▶ **TASK GOAL**: Repeat the listing in full, preserving every character.

▶ **DATASET CONTENT**:
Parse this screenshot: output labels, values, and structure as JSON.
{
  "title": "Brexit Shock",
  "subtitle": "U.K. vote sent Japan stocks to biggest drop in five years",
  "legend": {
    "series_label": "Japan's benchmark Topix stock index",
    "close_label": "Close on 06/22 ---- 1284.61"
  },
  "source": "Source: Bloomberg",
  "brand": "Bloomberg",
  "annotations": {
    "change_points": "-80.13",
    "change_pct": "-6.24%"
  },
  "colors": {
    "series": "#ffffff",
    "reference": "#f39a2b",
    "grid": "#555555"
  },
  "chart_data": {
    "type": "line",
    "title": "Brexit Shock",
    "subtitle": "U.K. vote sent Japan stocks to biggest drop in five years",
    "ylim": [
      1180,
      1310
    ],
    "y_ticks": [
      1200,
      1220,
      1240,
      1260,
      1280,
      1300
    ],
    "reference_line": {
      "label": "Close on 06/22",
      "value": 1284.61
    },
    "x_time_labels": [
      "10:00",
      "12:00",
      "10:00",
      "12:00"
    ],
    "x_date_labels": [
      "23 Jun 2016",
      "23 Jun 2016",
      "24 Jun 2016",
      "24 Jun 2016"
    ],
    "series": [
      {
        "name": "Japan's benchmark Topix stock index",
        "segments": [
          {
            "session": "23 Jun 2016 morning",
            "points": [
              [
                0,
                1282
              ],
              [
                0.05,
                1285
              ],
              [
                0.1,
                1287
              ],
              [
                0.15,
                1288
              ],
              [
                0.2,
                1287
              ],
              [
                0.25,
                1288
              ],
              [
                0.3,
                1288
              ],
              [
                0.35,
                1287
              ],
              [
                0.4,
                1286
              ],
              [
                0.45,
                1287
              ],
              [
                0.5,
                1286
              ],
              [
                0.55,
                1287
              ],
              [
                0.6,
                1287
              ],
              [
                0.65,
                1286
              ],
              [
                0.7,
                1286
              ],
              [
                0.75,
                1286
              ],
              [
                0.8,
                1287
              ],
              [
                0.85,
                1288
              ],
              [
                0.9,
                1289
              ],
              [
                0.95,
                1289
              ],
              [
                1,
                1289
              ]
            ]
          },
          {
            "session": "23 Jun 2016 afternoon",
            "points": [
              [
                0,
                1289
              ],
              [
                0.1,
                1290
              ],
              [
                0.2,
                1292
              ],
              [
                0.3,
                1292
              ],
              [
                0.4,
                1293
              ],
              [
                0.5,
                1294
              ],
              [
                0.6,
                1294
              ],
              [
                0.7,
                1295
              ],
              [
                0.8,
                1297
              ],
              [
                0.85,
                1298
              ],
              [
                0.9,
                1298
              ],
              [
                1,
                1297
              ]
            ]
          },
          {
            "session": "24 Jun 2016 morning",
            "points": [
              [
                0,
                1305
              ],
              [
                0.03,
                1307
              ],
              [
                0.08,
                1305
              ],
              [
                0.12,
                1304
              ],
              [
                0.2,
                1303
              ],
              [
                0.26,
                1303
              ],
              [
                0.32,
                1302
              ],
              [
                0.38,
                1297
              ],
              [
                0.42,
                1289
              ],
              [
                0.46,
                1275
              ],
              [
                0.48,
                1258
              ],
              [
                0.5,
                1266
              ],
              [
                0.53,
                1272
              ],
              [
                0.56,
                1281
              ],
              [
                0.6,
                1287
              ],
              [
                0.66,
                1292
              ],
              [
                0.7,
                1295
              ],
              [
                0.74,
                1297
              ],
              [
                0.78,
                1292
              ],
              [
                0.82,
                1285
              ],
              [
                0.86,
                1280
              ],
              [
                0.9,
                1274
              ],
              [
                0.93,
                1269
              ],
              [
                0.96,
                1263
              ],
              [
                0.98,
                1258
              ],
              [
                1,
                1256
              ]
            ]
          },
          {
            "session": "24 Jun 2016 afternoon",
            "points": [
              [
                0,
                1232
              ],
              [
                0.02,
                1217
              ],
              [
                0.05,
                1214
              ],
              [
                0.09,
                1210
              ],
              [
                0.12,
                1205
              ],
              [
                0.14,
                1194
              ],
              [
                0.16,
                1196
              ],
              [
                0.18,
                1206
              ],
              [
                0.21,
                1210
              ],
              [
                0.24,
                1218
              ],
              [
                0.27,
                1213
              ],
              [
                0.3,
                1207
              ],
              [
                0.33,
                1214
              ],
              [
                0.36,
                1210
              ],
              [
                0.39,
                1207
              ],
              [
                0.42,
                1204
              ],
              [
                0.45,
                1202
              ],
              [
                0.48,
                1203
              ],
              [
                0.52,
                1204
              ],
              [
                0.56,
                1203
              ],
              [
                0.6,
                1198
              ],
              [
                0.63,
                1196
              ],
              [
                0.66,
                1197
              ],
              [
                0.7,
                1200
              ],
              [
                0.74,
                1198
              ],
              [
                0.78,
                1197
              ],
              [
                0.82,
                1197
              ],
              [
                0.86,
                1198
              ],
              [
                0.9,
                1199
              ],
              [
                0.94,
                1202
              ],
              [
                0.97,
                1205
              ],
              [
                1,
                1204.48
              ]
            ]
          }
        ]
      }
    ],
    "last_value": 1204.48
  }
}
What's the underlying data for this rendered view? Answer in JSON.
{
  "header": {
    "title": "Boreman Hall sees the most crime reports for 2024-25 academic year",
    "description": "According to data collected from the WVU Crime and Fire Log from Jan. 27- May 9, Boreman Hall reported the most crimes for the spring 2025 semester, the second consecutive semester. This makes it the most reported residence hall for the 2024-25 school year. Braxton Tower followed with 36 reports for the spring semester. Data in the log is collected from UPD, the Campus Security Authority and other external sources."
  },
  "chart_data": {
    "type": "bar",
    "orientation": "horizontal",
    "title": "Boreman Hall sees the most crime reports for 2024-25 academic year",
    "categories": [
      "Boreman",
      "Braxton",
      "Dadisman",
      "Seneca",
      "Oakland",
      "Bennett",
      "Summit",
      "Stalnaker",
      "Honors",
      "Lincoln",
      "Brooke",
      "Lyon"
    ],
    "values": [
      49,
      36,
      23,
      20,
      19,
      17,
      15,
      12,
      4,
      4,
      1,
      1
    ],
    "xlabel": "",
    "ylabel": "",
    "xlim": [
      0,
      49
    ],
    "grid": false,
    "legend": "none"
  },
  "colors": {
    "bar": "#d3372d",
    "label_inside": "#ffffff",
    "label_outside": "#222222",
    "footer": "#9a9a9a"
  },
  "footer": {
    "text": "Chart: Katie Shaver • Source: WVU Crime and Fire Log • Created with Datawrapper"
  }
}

▶ **FINAL ANSWER**:
Parse this screenshot: output labels, values, and structure as JSON.
{
  "title": "Brexit Shock",
  "subtitle": "U.K. vote sent Japan stocks to biggest drop in five years",
  "legend": {
    "series_label": "Japan's benchmark Topix stock index",
    "close_label": "Close on 06/22 ---- 1284.61"
  },
  "source": "Source: Bloomberg",
  "brand": "Bloomberg",
  "annotations": {
    "change_points": "-80.13",
    "change_pct": "-6.24%"
  },
  "colors": {
    "series": "#ffffff",
    "reference": "#f39a2b",
    "grid": "#555555"
  },
  "chart_data": {
    "type": "line",
    "title": "Brexit Shock",
    "subtitle": "U.K. vote sent Japan stocks to biggest drop in five years",
    "ylim": [
      1180,
      1310
    ],
    "y_ticks": [
      1200,
      1220,
      1240,
      1260,
      1280,
      1300
    ],
    "reference_line": {
      "label": "Close on 06/22",
      "value": 1284.61
    },
    "x_time_labels": [
      "10:00",
      "12:00",
      "10:00",
      "12:00"
    ],
    "x_date_labels": [
      "23 Jun 2016",
      "23 Jun 2016",
      "24 Jun 2016",
      "24 Jun 2016"
    ],
    "series": [
      {
        "name": "Japan's benchmark Topix stock index",
        "segments": [
          {
            "session": "23 Jun 2016 morning",
            "points": [
              [
                0,
                1282
              ],
              [
                0.05,
                1285
              ],
              [
                0.1,
                1287
              ],
              [
                0.15,
                1288
              ],
              [
                0.2,
                1287
              ],
              [
                0.25,
                1288
              ],
              [
                0.3,
                1288
              ],
              [
                0.35,
                1287
              ],
              [
                0.4,
                1286
              ],
              [
                0.45,
                1287
              ],
              [
                0.5,
                1286
              ],
              [
                0.55,
                1287
              ],
              [
                0.6,
                1287
              ],
              [
                0.65,
                1286
              ],
              [
                0.7,
                1286
              ],
              [
                0.75,
                1286
              ],
              [
                0.8,
                1287
              ],
              [
                0.85,
                1288
              ],
              [
                0.9,
                1289
              ],
              [
                0.95,
                1289
              ],
              [
                1,
                1289
              ]
            ]
          },
          {
            "session": "23 Jun 2016 afternoon",
            "points": [
              [
                0,
                1289
              ],
              [
                0.1,
                1290
              ],
              [
                0.2,
                1292
              ],
              [
                0.3,
                1292
              ],
              [
                0.4,
                1293
              ],
              [
                0.5,
                1294
              ],
              [
                0.6,
                1294
              ],
              [
                0.7,
                1295
              ],
              [
                0.8,
                1297
              ],
              [
                0.85,
                1298
              ],
              [
                0.9,
                1298
              ],
              [
                1,
                1297
              ]
            ]
          },
          {
            "session": "24 Jun 2016 morning",
            "points": [
              [
                0,
                1305
              ],
              [
                0.03,
                1307
              ],
              [
                0.08,
                1305
              ],
              [
                0.12,
                1304
              ],
              [
                0.2,
                1303
              ],
              [
                0.26,
                1303
              ],
              [
                0.32,
                1302
              ],
              [
                0.38,
                1297
              ],
              [
                0.42,
                1289
              ],
              [
                0.46,
                1275
              ],
              [
                0.48,
                1258
              ],
              [
                0.5,
                1266
              ],
              [
                0.53,
                1272
              ],
              [
                0.56,
                1281
              ],
              [
                0.6,
                1287
              ],
              [
                0.66,
                1292
              ],
              [
                0.7,
                1295
              ],
              [
                0.74,
                1297
              ],
              [
                0.78,
                1292
              ],
              [
                0.82,
                1285
              ],
              [
                0.86,
                1280
              ],
              [
                0.9,
                1274
              ],
              [
                0.93,
                1269
              ],
              [
                0.96,
                1263
              ],
              [
                0.98,
                1258
              ],
              [
                1,
                1256
              ]
            ]
          },
          {
            "session": "24 Jun 2016 afternoon",
            "points": [
              [
                0,
                1232
              ],
              [
                0.02,
                1217
              ],
              [
                0.05,
                1214
              ],
              [
                0.09,
                1210
              ],
              [
                0.12,
                1205
              ],
              [
                0.14,
                1194
              ],
              [
                0.16,
                1196
              ],
              [
                0.18,
                1206
              ],
              [
                0.21,
                1210
              ],
              [
                0.24,
                1218
              ],
              [
                0.27,
                1213
              ],
              [
                0.3,
                1207
              ],
              [
                0.33,
                1214
              ],
              [
                0.36,
                1210
              ],
              [
                0.39,
                1207
              ],
              [
                0.42,
                1204
              ],
              [
                0.45,
                1202
              ],
              [
                0.48,
                1203
              ],
              [
                0.52,
                1204
              ],
              [
                0.56,
                1203
              ],
              [
                0.6,
                1198
              ],
              [
                0.63,
                1196
              ],
              [
                0.66,
                1197
              ],
              [
                0.7,
                1200
              ],
              [
                0.74,
                1198
              ],
              [
                0.78,
                1197
              ],
              [
                0.82,
                1197
              ],
              [
                0.86,
                1198
              ],
              [
                0.9,
                1199
              ],
              [
                0.94,
                1202
              ],
              [
                0.97,
                1205
              ],
              [
                1,
                1204.48
              ]
            ]
          }
        ]
      }
    ],
    "last_value": 1204.48
  }
}
What's the underlying data for this rendered view? Answer in JSON.
{
  "header": {
    "title": "Boreman Hall sees the most crime reports for 2024-25 academic year",
    "description": "According to data collected from the WVU Crime and Fire Log from Jan. 27- May 9, Boreman Hall reported the most crimes for the spring 2025 semester, the second consecutive semester. This makes it the most reported residence hall for the 2024-25 school year. Braxton Tower followed with 36 reports for the spring semester. Data in the log is collected from UPD, the Campus Security Authority and other external sources."
  },
  "chart_data": {
    "type": "bar",
    "orientation": "horizontal",
    "title": "Boreman Hall sees the most crime reports for 2024-25 academic year",
    "categories": [
      "Boreman",
      "Braxton",
      "Dadisman",
      "Seneca",
      "Oakland",
      "Bennett",
      "Summit",
      "Stalnaker",
      "Honors",
      "Lincoln",
      "Brooke",
      "Lyon"
    ],
    "values": [
      49,
      36,
      23,
      20,
      19,
      17,
      15,
      12,
      4,
      4,
      1,
      1
    ],
    "xlabel": "",
    "ylabel": "",
    "xlim": [
      0,
      49
    ],
    "grid": false,
    "legend": "none"
  },
  "colors": {
    "bar": "#d3372d",
    "label_inside": "#ffffff",
    "label_outside": "#222222",
    "footer": "#9a9a9a"
  },
  "footer": {
    "text": "Chart: Katie Shaver • Source: WVU Crime and Fire Log • Created with Datawrapper"
  }
}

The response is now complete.